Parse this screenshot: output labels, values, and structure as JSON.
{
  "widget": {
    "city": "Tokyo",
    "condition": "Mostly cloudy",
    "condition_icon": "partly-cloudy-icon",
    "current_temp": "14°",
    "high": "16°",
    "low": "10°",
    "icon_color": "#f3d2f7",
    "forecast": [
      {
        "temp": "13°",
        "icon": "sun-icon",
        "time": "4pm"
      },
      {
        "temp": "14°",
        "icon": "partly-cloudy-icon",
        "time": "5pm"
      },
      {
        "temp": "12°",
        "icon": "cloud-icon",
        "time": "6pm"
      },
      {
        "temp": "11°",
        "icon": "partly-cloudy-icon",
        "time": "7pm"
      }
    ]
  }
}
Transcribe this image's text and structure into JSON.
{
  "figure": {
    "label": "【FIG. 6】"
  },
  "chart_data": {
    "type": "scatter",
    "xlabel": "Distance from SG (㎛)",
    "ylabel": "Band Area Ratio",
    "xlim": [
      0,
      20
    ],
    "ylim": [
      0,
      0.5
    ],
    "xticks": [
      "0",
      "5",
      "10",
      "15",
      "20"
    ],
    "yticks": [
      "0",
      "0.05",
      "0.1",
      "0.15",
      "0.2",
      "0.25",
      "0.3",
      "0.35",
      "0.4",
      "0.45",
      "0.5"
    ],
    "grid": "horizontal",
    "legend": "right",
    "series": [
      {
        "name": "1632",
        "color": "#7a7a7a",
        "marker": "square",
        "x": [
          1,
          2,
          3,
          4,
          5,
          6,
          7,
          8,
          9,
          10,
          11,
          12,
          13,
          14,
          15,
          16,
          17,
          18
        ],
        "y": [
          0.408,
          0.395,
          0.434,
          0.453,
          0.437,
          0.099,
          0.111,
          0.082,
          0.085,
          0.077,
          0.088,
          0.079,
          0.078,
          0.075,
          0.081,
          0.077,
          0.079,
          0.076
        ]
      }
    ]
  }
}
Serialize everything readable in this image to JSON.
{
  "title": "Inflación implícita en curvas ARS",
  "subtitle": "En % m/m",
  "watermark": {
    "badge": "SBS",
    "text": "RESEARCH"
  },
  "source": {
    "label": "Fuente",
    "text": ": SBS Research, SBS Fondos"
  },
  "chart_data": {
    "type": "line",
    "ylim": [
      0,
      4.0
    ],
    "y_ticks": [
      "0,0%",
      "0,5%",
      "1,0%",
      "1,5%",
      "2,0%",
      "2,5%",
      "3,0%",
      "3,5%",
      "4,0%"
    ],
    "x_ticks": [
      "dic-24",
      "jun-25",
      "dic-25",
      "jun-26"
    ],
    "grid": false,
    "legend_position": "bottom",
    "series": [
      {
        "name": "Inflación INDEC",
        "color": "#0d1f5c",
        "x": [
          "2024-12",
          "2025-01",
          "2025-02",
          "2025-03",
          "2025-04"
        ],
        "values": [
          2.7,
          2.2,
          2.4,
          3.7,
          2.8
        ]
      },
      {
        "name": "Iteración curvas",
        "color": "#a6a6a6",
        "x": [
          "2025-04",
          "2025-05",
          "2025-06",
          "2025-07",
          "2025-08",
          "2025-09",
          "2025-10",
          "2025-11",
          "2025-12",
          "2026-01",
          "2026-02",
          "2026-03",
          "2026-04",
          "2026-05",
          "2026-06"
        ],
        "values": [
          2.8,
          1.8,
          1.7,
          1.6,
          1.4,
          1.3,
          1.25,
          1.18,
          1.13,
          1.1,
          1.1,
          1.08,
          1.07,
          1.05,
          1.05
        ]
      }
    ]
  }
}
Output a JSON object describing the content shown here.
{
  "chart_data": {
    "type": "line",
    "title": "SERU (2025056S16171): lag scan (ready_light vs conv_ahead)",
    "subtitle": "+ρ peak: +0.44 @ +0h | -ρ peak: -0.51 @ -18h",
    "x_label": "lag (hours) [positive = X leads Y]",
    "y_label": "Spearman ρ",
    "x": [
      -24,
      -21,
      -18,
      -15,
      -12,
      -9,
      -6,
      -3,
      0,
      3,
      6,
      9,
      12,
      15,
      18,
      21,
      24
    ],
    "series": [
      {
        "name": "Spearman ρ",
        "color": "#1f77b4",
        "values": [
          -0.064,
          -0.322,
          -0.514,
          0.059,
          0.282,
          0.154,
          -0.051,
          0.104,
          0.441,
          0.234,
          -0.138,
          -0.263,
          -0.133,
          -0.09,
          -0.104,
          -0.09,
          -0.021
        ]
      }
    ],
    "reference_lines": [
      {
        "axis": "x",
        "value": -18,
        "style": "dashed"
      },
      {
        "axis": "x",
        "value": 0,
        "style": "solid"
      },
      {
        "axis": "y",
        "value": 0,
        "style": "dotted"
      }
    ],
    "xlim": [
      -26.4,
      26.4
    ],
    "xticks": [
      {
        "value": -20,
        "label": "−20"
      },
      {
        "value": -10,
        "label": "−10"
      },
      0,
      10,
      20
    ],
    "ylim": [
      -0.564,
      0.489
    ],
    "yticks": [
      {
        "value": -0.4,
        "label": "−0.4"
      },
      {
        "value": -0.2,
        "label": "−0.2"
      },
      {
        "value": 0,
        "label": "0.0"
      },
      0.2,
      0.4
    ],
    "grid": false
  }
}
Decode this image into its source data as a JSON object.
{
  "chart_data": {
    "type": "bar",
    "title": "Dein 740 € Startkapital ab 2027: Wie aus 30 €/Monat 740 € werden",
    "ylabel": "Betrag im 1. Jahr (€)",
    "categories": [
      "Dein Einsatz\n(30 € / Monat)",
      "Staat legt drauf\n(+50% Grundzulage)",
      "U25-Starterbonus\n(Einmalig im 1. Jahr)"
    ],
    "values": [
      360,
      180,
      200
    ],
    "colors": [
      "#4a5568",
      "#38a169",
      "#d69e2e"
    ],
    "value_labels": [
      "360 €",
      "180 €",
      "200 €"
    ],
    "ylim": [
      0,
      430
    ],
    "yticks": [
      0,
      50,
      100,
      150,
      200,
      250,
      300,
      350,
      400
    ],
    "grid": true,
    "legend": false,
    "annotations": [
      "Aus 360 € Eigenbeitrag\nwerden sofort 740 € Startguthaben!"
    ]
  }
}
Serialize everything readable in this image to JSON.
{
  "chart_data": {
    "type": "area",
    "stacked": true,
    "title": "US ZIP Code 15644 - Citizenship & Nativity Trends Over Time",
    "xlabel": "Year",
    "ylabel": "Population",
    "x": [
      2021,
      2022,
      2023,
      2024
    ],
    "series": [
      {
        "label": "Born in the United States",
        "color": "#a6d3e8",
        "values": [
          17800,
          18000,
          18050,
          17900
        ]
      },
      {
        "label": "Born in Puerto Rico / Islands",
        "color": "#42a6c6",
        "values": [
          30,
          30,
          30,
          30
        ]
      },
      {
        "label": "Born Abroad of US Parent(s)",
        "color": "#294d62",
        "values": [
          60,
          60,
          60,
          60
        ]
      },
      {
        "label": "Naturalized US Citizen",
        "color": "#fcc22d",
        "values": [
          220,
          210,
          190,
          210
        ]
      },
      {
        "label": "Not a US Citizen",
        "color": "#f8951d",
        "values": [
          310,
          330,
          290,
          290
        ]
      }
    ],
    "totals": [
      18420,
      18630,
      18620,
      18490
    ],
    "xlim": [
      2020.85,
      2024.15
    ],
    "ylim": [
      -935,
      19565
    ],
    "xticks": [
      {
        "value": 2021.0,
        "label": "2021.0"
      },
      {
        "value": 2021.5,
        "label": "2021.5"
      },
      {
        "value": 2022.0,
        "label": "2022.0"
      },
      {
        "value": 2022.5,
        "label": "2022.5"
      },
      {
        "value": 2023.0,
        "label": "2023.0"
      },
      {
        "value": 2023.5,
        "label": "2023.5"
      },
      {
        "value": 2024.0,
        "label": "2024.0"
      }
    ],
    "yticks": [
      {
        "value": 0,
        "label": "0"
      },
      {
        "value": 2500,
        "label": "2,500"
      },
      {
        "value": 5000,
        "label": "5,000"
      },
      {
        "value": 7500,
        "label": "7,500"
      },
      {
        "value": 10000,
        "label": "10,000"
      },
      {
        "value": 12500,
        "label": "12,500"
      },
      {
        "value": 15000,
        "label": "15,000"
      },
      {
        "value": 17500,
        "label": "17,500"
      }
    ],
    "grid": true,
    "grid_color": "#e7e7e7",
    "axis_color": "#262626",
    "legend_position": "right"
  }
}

:::::

§ **WHAT TO DO**: Scan the listing above. Collect all lines with the word "Inflación".

§ **TASK RESPONSE**:
  "title": "Inflación implícita en curvas ARS",
        "name": "Inflación INDEC",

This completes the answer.